### Written request
Turn the lines below into a JSON list of strings, one string per line and no blank lines. Begin at the line that has "Patent image size: (944, 429)." and stop after the line that has "The second surface 112 is at (488, 250).".

### Input
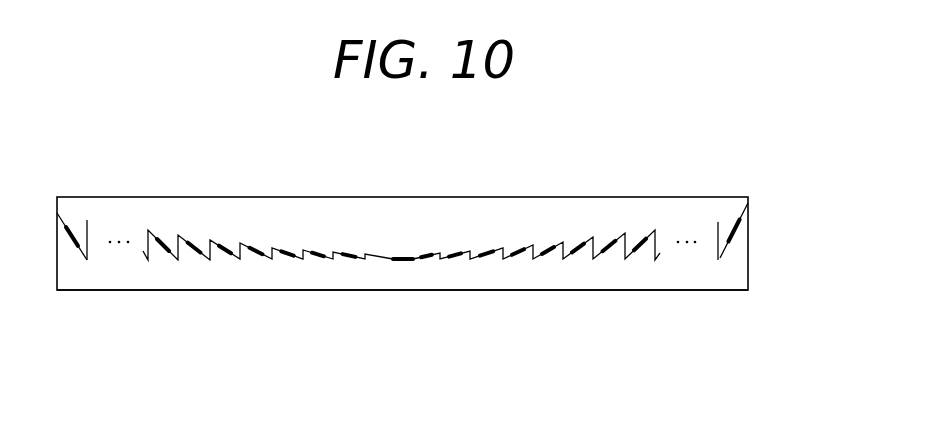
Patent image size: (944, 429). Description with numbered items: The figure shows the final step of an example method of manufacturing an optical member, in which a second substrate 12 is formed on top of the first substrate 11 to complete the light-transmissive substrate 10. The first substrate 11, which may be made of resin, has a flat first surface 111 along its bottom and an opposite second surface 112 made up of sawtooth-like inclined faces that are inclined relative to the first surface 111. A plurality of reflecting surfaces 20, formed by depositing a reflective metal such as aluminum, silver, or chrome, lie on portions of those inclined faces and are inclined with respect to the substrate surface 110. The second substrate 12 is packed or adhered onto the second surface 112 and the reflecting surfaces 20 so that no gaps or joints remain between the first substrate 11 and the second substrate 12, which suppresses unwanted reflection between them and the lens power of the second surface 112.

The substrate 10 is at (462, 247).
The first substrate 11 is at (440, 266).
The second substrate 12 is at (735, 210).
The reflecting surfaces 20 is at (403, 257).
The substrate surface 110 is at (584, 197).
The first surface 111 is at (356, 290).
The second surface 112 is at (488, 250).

==

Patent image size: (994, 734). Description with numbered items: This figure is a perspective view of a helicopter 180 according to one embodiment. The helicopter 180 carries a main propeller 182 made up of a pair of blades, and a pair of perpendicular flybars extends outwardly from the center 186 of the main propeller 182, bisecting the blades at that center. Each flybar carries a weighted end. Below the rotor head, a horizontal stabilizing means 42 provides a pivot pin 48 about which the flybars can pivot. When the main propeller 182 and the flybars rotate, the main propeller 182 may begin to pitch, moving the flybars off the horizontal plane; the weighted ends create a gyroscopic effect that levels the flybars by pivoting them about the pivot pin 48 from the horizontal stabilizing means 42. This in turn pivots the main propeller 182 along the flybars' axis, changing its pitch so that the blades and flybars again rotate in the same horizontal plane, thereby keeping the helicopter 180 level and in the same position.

### Solution to this problem
[
  "Patent image size: (944, 429). Description with numbered items: The figure shows the final step of an example method of manufacturing an optical member, in which a second substrate 12 is formed on top of the first substrate 11 to complete the light-transmissive substrate 10. The first substrate 11, which may be made of resin, has a flat first surface 111 along its bottom and an opposite second surface 112 made up of sawtooth-like inclined faces that are inclined relative to the first surface 111. A plurality of reflecting surfaces 20, formed by depositing a reflective metal such as aluminum, silver, or chrome, lie on portions of those inclined faces and are inclined with respect to the substrate surface 110. The second substrate 12 is packed or adhered onto the second surface 112 and the reflecting surfaces 20 so that no gaps or joints remain between the first substrate 11 and the second substrate 12, which suppresses unwanted reflection between them and the lens power of the second surface 112.",
  "The substrate 10 is at (462, 247).",
  "The first substrate 11 is at (440, 266).",
  "The second substrate 12 is at (735, 210).",
  "The reflecting surfaces 20 is at (403, 257).",
  "The substrate surface 110 is at (584, 197).",
  "The first surface 111 is at (356, 290).",
  "The second surface 112 is at (488, 250)."
]